→ Problem to work on: Return, verbatim, the stretch of data from the line containing "Enumerate the UI" through the line containing "minimize-icon[interactable]: ─ [1434,471,1474,490]", with both of those lines included.

→ Given records:
— Start —

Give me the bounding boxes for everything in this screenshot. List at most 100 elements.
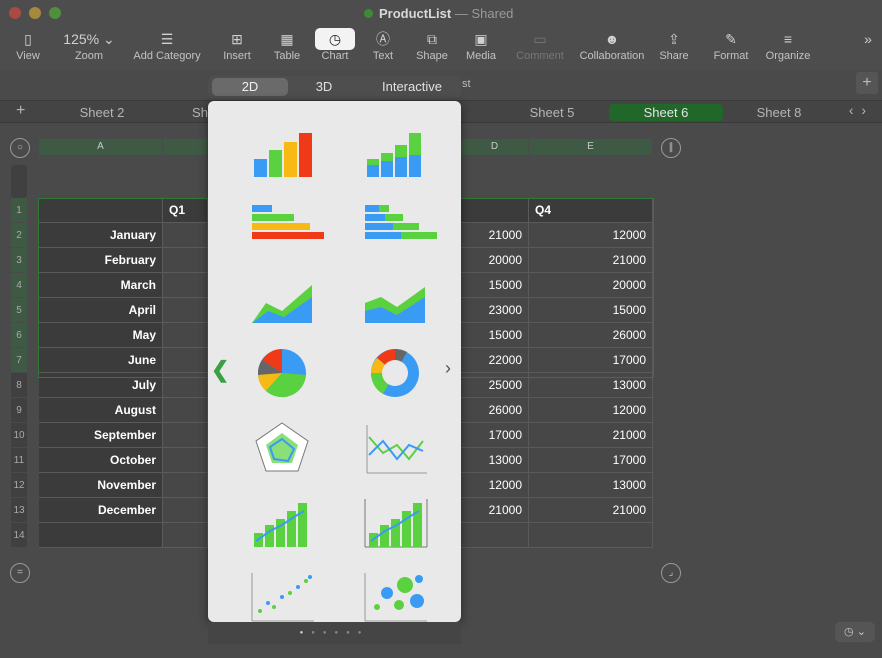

— End —
— Start —

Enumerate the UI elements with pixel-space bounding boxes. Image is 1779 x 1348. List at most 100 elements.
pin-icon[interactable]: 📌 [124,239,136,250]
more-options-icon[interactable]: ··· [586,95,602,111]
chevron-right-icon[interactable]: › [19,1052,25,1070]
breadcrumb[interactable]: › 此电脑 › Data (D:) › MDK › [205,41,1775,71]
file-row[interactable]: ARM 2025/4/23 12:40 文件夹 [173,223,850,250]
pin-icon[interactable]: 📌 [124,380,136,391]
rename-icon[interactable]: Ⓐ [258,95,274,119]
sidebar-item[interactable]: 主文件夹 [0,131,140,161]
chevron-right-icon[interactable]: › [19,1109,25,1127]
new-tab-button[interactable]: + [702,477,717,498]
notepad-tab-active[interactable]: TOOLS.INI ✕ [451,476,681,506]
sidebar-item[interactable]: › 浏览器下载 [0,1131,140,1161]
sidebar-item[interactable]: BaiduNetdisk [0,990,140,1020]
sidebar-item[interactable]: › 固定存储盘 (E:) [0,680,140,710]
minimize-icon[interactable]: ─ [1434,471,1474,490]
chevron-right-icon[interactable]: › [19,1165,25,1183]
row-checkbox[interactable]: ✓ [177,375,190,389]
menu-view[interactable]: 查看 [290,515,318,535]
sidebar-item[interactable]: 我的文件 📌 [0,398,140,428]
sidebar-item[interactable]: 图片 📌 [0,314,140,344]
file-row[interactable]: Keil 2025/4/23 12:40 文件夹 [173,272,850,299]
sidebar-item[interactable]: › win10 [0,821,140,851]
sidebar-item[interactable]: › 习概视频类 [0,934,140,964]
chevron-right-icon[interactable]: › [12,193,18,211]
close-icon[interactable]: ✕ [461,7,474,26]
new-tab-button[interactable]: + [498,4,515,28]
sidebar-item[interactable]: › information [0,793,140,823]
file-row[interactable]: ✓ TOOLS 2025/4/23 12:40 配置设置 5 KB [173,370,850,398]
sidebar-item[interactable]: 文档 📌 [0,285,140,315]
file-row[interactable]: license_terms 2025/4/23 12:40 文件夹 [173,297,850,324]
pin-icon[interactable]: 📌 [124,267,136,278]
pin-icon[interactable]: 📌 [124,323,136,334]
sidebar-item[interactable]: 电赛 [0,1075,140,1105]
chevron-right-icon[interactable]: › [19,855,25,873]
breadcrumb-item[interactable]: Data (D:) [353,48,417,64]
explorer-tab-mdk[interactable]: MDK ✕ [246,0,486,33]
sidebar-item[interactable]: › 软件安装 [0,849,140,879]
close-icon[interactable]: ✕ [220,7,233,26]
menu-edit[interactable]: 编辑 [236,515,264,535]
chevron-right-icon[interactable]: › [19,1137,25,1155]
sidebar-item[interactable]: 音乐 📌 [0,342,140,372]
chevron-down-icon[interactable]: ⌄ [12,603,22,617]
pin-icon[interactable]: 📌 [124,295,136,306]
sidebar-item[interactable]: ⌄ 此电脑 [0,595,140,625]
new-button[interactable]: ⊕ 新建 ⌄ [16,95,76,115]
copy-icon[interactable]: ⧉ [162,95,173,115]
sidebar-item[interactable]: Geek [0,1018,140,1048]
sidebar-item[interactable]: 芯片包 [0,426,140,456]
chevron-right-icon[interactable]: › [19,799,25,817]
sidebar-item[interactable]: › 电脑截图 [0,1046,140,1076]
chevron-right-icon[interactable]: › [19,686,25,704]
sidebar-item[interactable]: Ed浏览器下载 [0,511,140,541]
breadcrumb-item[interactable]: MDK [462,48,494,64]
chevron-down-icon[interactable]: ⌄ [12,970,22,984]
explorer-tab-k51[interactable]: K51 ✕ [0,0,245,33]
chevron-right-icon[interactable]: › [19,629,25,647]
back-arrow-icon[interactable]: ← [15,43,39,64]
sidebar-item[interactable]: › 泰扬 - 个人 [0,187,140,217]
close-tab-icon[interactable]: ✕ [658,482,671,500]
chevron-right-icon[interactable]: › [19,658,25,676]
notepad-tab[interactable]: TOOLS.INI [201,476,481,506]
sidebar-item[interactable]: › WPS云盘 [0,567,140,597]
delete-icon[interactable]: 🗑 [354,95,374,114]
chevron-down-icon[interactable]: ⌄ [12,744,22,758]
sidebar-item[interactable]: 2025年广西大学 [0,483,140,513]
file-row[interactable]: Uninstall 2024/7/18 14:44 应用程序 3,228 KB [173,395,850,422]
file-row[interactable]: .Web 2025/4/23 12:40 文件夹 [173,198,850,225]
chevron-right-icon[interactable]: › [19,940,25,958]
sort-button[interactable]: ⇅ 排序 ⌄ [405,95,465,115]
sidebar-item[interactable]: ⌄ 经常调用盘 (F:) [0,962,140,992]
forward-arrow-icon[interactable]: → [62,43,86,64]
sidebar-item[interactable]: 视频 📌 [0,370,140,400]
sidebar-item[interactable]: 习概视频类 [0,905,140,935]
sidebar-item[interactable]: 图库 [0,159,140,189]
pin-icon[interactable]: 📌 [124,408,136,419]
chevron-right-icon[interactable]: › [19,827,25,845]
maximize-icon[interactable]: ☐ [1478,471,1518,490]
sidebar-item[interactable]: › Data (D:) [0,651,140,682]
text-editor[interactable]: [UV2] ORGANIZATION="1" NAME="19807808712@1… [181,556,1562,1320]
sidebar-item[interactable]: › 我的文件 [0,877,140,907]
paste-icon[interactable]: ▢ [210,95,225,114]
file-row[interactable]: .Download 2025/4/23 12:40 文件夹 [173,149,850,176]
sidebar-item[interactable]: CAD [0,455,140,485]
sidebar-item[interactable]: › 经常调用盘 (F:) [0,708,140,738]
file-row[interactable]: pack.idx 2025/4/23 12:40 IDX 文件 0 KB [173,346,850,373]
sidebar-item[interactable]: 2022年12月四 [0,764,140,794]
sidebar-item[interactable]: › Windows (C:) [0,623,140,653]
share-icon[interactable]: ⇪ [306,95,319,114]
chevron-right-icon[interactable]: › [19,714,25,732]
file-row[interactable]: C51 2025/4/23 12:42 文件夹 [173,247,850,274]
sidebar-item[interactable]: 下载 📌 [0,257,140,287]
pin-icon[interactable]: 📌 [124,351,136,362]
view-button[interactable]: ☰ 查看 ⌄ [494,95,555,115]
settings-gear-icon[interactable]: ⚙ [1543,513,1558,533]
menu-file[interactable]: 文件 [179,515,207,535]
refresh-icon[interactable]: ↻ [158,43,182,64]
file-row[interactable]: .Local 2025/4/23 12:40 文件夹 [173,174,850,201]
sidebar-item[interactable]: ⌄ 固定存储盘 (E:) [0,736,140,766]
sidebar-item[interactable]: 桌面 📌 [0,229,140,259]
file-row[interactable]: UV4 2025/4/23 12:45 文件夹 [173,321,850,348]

— End —

→ Exercise answer:
Enumerate the UI elements with pixel-space bounding boxes. Image is 1779 x 1348. List at most 100 elements.
pin-icon[interactable]: 📌 [124,239,136,250]
more-options-icon[interactable]: ··· [586,95,602,111]
chevron-right-icon[interactable]: › [19,1052,25,1070]
breadcrumb[interactable]: › 此电脑 › Data (D:) › MDK › [205,41,1775,71]
file-row[interactable]: ARM 2025/4/23 12:40 文件夹 [173,223,850,250]
pin-icon[interactable]: 📌 [124,380,136,391]
rename-icon[interactable]: Ⓐ [258,95,274,119]
sidebar-item[interactable]: 主文件夹 [0,131,140,161]
chevron-right-icon[interactable]: › [19,1109,25,1127]
new-tab-button[interactable]: + [702,477,717,498]
notepad-tab-active[interactable]: TOOLS.INI ✕ [451,476,681,506]
sidebar-item[interactable]: › 浏览器下载 [0,1131,140,1161]
sidebar-item[interactable]: BaiduNetdisk [0,990,140,1020]
sidebar-item[interactable]: › 固定存储盘 (E:) [0,680,140,710]
minimize-icon[interactable]: ─ [1434,471,1474,490]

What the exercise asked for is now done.